* _Job_
Find the word "text" in the material below and gather every line that contains it.

***** Records to process

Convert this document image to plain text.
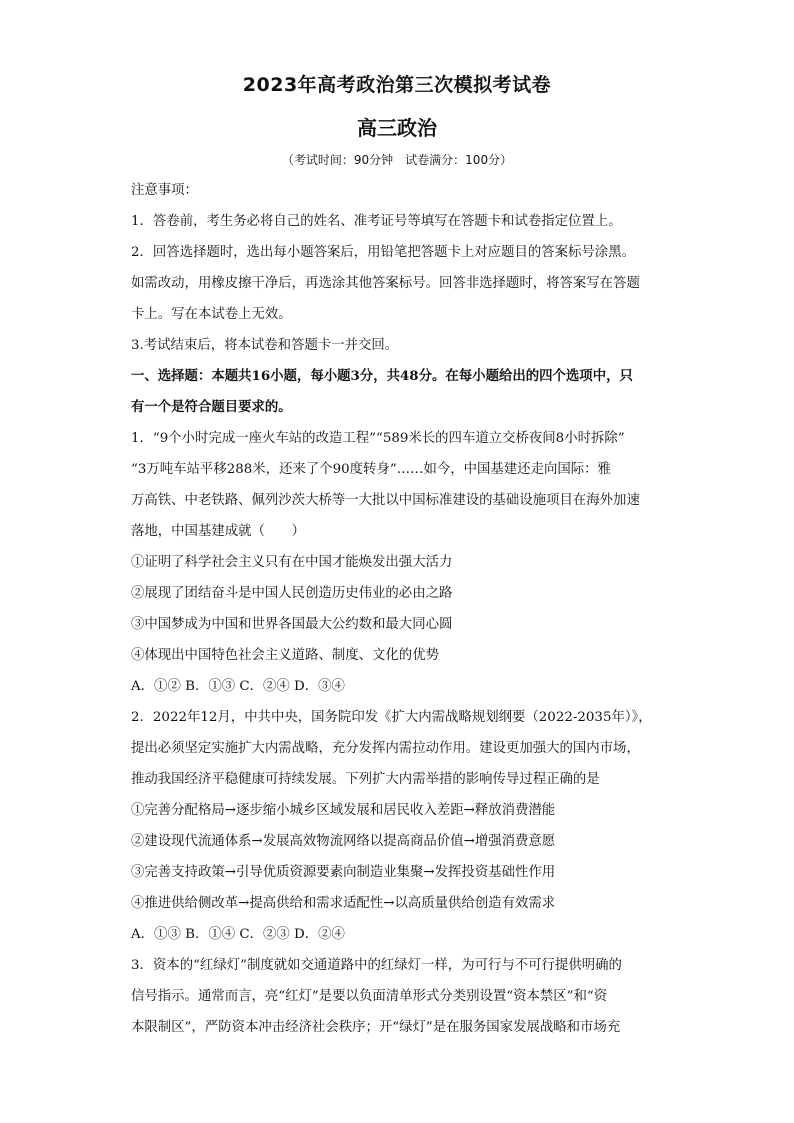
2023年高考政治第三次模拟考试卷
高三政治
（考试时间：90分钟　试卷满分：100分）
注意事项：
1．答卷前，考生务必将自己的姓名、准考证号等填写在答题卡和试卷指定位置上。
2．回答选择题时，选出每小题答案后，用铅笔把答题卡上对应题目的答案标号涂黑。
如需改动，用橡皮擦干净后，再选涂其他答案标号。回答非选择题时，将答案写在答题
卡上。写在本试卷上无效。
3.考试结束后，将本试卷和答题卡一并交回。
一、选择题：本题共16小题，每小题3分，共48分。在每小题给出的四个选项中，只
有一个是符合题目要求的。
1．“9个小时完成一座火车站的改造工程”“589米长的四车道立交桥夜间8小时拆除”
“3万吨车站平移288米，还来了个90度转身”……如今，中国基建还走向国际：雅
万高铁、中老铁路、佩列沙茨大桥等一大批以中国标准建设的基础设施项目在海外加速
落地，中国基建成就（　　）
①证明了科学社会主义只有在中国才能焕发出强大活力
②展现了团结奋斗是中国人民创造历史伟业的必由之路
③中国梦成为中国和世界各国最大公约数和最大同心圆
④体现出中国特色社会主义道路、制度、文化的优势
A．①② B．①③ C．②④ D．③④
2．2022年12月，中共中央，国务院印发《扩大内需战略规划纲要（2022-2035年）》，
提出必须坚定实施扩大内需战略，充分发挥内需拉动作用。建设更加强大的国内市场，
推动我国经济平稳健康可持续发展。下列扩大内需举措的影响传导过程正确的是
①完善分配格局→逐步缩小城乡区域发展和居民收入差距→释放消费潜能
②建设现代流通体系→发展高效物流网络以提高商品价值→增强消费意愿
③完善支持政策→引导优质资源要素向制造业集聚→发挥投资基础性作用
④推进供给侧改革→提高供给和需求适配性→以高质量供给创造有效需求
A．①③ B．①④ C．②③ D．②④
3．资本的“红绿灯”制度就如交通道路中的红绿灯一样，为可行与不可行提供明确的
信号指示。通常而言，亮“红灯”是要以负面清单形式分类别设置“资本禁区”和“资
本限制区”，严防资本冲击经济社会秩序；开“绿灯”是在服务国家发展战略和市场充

**********
***** Records to process

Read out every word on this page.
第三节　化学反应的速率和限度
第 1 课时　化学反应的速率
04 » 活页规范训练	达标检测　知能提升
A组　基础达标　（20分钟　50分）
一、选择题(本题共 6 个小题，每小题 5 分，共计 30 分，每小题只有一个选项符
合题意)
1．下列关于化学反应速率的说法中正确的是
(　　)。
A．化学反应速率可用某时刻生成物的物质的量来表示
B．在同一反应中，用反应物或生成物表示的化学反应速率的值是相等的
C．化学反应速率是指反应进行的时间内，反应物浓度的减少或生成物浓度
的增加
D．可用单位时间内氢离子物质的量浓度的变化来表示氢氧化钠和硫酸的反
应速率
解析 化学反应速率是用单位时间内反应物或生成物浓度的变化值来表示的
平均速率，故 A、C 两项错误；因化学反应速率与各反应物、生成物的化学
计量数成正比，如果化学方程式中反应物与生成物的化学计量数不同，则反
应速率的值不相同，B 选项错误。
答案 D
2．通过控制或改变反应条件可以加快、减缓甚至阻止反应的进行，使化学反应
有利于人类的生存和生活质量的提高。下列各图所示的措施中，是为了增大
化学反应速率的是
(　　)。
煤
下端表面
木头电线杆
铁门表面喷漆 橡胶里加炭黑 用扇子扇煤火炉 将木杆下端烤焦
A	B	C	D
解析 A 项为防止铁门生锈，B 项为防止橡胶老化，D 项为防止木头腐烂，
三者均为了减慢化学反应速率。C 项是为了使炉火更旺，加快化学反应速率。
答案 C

**********
***** Records to process

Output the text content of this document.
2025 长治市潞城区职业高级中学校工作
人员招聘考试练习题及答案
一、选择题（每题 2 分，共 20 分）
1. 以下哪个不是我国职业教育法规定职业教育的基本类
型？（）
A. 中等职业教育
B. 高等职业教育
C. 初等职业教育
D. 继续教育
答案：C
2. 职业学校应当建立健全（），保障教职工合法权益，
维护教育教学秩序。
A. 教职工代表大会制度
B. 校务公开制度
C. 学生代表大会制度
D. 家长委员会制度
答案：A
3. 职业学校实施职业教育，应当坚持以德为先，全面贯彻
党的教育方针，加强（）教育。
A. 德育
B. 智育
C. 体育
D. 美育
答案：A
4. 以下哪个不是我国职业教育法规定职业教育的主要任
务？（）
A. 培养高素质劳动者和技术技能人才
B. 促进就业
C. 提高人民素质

**********

* _Full response_
Convert this document image to plain text.
Output the text content of this document.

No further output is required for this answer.